[Stored data entries]
>>>

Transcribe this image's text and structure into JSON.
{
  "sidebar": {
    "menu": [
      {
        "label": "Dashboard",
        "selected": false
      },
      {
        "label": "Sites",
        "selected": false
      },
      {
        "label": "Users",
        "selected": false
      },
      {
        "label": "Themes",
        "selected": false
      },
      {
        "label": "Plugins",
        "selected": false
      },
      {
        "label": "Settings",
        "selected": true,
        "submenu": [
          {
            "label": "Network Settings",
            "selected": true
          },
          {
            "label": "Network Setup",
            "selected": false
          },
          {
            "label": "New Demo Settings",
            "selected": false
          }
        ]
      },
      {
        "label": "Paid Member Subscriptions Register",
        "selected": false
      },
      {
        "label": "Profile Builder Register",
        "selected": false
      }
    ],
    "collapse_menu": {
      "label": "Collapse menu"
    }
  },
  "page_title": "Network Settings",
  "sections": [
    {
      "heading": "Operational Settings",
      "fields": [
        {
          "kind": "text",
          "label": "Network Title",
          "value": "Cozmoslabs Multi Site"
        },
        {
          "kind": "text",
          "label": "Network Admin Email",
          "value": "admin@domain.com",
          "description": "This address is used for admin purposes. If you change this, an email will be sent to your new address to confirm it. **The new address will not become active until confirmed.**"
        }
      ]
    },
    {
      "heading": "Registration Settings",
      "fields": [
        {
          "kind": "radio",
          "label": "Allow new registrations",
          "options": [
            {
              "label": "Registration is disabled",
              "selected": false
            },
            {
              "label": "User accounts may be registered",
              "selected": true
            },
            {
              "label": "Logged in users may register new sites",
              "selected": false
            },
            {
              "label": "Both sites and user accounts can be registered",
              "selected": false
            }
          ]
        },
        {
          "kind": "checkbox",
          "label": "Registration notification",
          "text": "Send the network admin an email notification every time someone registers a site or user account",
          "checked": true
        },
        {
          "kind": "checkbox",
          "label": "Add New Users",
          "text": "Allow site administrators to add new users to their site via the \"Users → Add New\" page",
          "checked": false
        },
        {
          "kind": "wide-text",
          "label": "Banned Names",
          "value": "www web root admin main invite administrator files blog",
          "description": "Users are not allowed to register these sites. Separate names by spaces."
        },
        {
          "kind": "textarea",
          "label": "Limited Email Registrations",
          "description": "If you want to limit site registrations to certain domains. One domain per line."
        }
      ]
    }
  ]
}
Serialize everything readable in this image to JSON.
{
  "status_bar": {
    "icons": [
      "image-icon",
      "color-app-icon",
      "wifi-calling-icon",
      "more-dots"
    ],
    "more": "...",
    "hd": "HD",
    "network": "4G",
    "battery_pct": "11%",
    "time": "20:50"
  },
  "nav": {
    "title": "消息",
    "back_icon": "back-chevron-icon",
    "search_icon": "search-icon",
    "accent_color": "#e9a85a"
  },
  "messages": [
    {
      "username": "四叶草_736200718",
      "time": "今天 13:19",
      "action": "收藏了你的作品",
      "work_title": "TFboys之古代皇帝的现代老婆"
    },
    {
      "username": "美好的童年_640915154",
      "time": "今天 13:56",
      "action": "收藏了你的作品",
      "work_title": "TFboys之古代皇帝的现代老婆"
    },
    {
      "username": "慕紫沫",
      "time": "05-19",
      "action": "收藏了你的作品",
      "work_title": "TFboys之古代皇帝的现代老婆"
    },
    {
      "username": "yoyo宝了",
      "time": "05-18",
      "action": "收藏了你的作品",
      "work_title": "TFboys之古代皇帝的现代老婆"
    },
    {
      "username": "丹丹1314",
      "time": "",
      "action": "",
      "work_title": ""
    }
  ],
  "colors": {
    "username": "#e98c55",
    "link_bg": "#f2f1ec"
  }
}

<<<

#### [WORK INSTRUCTIONS]
Reproduce the lines word for word, starting at the one holding "Serialize everything readable" and ending at the final line of the material above.

#### [ANSWER TO THIS TASK]
Serialize everything readable in this image to JSON.
{
  "status_bar": {
    "icons": [
      "image-icon",
      "color-app-icon",
      "wifi-calling-icon",
      "more-dots"
    ],
    "more": "...",
    "hd": "HD",
    "network": "4G",
    "battery_pct": "11%",
    "time": "20:50"
  },
  "nav": {
    "title": "消息",
    "back_icon": "back-chevron-icon",
    "search_icon": "search-icon",
    "accent_color": "#e9a85a"
  },
  "messages": [
    {
      "username": "四叶草_736200718",
      "time": "今天 13:19",
      "action": "收藏了你的作品",
      "work_title": "TFboys之古代皇帝的现代老婆"
    },
    {
      "username": "美好的童年_640915154",
      "time": "今天 13:56",
      "action": "收藏了你的作品",
      "work_title": "TFboys之古代皇帝的现代老婆"
    },
    {
      "username": "慕紫沫",
      "time": "05-19",
      "action": "收藏了你的作品",
      "work_title": "TFboys之古代皇帝的现代老婆"
    },
    {
      "username": "yoyo宝了",
      "time": "05-18",
      "action": "收藏了你的作品",
      "work_title": "TFboys之古代皇帝的现代老婆"
    },
    {
      "username": "丹丹1314",
      "time": "",
      "action": "",
      "work_title": ""
    }
  ],
  "colors": {
    "username": "#e98c55",
    "link_bg": "#f2f1ec"
  }
}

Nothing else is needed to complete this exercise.